··· Dataset entries ···

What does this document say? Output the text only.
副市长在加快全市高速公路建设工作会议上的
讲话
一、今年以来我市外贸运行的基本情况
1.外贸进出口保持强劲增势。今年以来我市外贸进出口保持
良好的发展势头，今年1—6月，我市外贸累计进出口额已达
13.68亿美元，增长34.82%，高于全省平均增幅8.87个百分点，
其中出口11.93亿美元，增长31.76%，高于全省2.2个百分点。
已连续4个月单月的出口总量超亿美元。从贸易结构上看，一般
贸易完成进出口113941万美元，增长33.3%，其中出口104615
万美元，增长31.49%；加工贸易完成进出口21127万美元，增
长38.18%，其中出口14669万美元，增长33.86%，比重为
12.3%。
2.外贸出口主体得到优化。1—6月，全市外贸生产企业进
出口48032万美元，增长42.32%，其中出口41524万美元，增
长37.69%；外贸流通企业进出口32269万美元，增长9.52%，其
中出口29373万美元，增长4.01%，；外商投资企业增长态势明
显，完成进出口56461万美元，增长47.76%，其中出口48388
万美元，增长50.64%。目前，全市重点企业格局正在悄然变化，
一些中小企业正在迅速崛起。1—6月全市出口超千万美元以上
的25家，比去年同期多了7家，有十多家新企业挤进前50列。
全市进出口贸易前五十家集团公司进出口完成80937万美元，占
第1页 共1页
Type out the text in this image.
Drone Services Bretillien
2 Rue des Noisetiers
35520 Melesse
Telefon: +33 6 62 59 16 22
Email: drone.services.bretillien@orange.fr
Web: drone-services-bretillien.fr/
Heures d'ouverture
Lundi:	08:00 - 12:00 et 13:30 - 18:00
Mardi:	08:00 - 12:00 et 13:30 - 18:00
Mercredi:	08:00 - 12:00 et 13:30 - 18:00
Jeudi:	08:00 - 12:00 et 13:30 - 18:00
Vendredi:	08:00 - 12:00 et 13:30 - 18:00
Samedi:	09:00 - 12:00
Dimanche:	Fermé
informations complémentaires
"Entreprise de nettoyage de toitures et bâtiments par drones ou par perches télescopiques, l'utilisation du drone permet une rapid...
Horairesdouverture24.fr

···

**What to produce:**
Transcribe only the trailing portion of the entries above: the line that contains "Type out the text in this image." and each line after it.

**Response for this exercise:**
Type out the text in this image.
Drone Services Bretillien
2 Rue des Noisetiers
35520 Melesse
Telefon: +33 6 62 59 16 22
Email: drone.services.bretillien@orange.fr
Web: drone-services-bretillien.fr/
Heures d'ouverture
Lundi:	08:00 - 12:00 et 13:30 - 18:00
Mardi:	08:00 - 12:00 et 13:30 - 18:00
Mercredi:	08:00 - 12:00 et 13:30 - 18:00
Jeudi:	08:00 - 12:00 et 13:30 - 18:00
Vendredi:	08:00 - 12:00 et 13:30 - 18:00
Samedi:	09:00 - 12:00
Dimanche:	Fermé
informations complémentaires
"Entreprise de nettoyage de toitures et bâtiments par drones ou par perches télescopiques, l'utilisation du drone permet une rapid...
Horairesdouverture24.fr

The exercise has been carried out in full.